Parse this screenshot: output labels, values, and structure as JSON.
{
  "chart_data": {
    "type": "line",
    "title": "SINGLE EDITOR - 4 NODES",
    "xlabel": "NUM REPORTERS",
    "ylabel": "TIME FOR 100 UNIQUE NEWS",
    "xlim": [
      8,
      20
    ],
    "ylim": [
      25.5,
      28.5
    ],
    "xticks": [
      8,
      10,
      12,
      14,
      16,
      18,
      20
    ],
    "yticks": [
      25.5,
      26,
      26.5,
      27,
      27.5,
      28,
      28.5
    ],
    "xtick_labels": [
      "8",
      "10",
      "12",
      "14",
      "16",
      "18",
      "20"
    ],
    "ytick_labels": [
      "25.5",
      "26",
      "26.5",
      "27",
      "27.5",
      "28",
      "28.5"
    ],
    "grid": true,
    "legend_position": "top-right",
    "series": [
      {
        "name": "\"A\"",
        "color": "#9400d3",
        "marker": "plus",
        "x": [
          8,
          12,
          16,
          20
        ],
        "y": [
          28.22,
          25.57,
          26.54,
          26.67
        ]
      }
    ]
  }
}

◇ ◇ ◇ ◇ ◇ ◇ ◇

Reproduce each entry above exactly, keeping every word.

• Response to the task
Parse this screenshot: output labels, values, and structure as JSON.
{
  "chart_data": {
    "type": "line",
    "title": "SINGLE EDITOR - 4 NODES",
    "xlabel": "NUM REPORTERS",
    "ylabel": "TIME FOR 100 UNIQUE NEWS",
    "xlim": [
      8,
      20
    ],
    "ylim": [
      25.5,
      28.5
    ],
    "xticks": [
      8,
      10,
      12,
      14,
      16,
      18,
      20
    ],
    "yticks": [
      25.5,
      26,
      26.5,
      27,
      27.5,
      28,
      28.5
    ],
    "xtick_labels": [
      "8",
      "10",
      "12",
      "14",
      "16",
      "18",
      "20"
    ],
    "ytick_labels": [
      "25.5",
      "26",
      "26.5",
      "27",
      "27.5",
      "28",
      "28.5"
    ],
    "grid": true,
    "legend_position": "top-right",
    "series": [
      {
        "name": "\"A\"",
        "color": "#9400d3",
        "marker": "plus",
        "x": [
          8,
          12,
          16,
          20
        ],
        "y": [
          28.22,
          25.57,
          26.54,
          26.67
        ]
      }
    ]
  }
}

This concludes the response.